What you should do. Return each line of the listing that contains the string "Heliocentric".

Records for processing.
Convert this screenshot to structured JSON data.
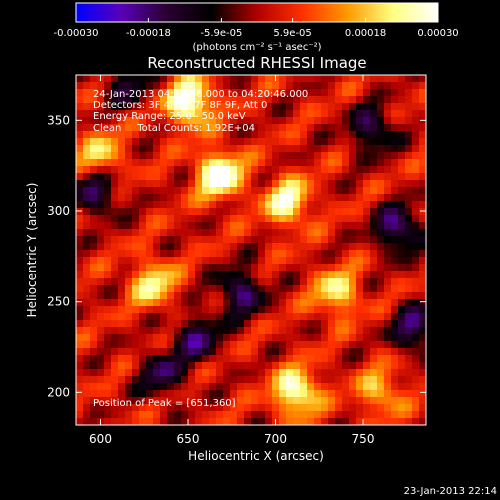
{
  "chart_data": {
    "type": "heatmap",
    "title": "Reconstructed RHESSI Image",
    "xlabel": "Heliocentric X (arcsec)",
    "ylabel": "Heliocentric Y (arcsec)",
    "xlim": [
      586,
      786
    ],
    "ylim": [
      182,
      375
    ],
    "x_ticks": [
      "600",
      "650",
      "700",
      "750"
    ],
    "y_ticks": [
      "200",
      "250",
      "300",
      "350"
    ],
    "x_tick_values": [
      600,
      650,
      700,
      750
    ],
    "y_tick_values": [
      200,
      250,
      300,
      350
    ],
    "colorbar": {
      "tick_labels": [
        "-0.00030",
        "-0.00018",
        "-5.9e-05",
        "5.9e-05",
        "0.00018",
        "0.00030"
      ],
      "unit_label": "(photons cm⁻² s⁻¹ asec⁻²)",
      "range": [
        -0.0003,
        0.0003
      ],
      "colors": [
        "#0000ff",
        "#5a00b8",
        "#2a0030",
        "#000000",
        "#b00000",
        "#ff3000",
        "#ff9a00",
        "#ffff80",
        "#ffffff"
      ]
    },
    "annotations": [
      "24-Jan-2013 04:14:46.000 to 04:20:46.000",
      "Detectors: 3F 4F 6F 7F 8F 9F, Att 0",
      "Energy Range: 25.0 - 50.0 keV",
      "Clean     Total Counts: 1.92E+04"
    ],
    "peak_label": "Position of Peak = [651,360]",
    "hotspots": [
      {
        "x": 668,
        "y": 320,
        "value": 0.0003
      },
      {
        "x": 651,
        "y": 360,
        "value": 0.0003
      },
      {
        "x": 712,
        "y": 200,
        "value": 0.00027
      },
      {
        "x": 707,
        "y": 305,
        "value": 0.00024
      },
      {
        "x": 630,
        "y": 260,
        "value": 0.0002
      },
      {
        "x": 735,
        "y": 255,
        "value": 0.0002
      },
      {
        "x": 600,
        "y": 330,
        "value": 0.00018
      },
      {
        "x": 760,
        "y": 200,
        "value": 0.00016
      }
    ],
    "coldspots": [
      {
        "x": 598,
        "y": 310,
        "value": -0.0002
      },
      {
        "x": 680,
        "y": 255,
        "value": -0.00022
      },
      {
        "x": 655,
        "y": 230,
        "value": -0.0002
      },
      {
        "x": 635,
        "y": 210,
        "value": -0.00018
      },
      {
        "x": 770,
        "y": 290,
        "value": -0.00024
      },
      {
        "x": 755,
        "y": 345,
        "value": -0.0002
      },
      {
        "x": 780,
        "y": 235,
        "value": -0.00022
      },
      {
        "x": 615,
        "y": 370,
        "value": -0.00015
      }
    ]
  },
  "footer_date": "23-Jan-2013 22:14"
}
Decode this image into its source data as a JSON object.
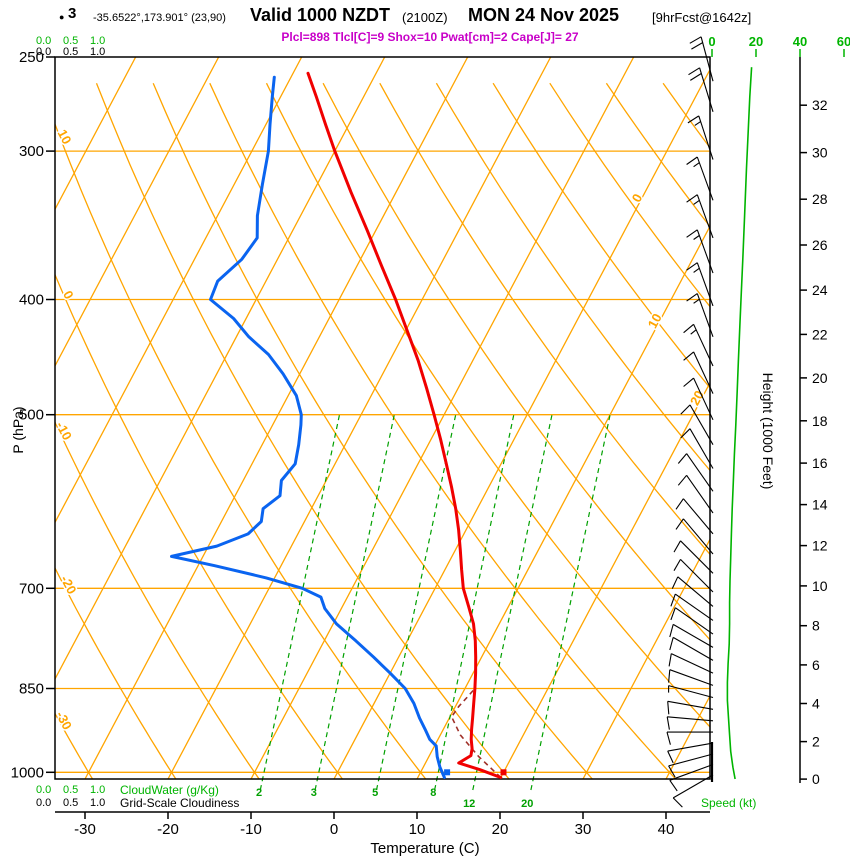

Final answer.
    "xlabel": "Heliocentric X (arcsec)",
    "ylabel": "Heliocentric Y (arcsec)",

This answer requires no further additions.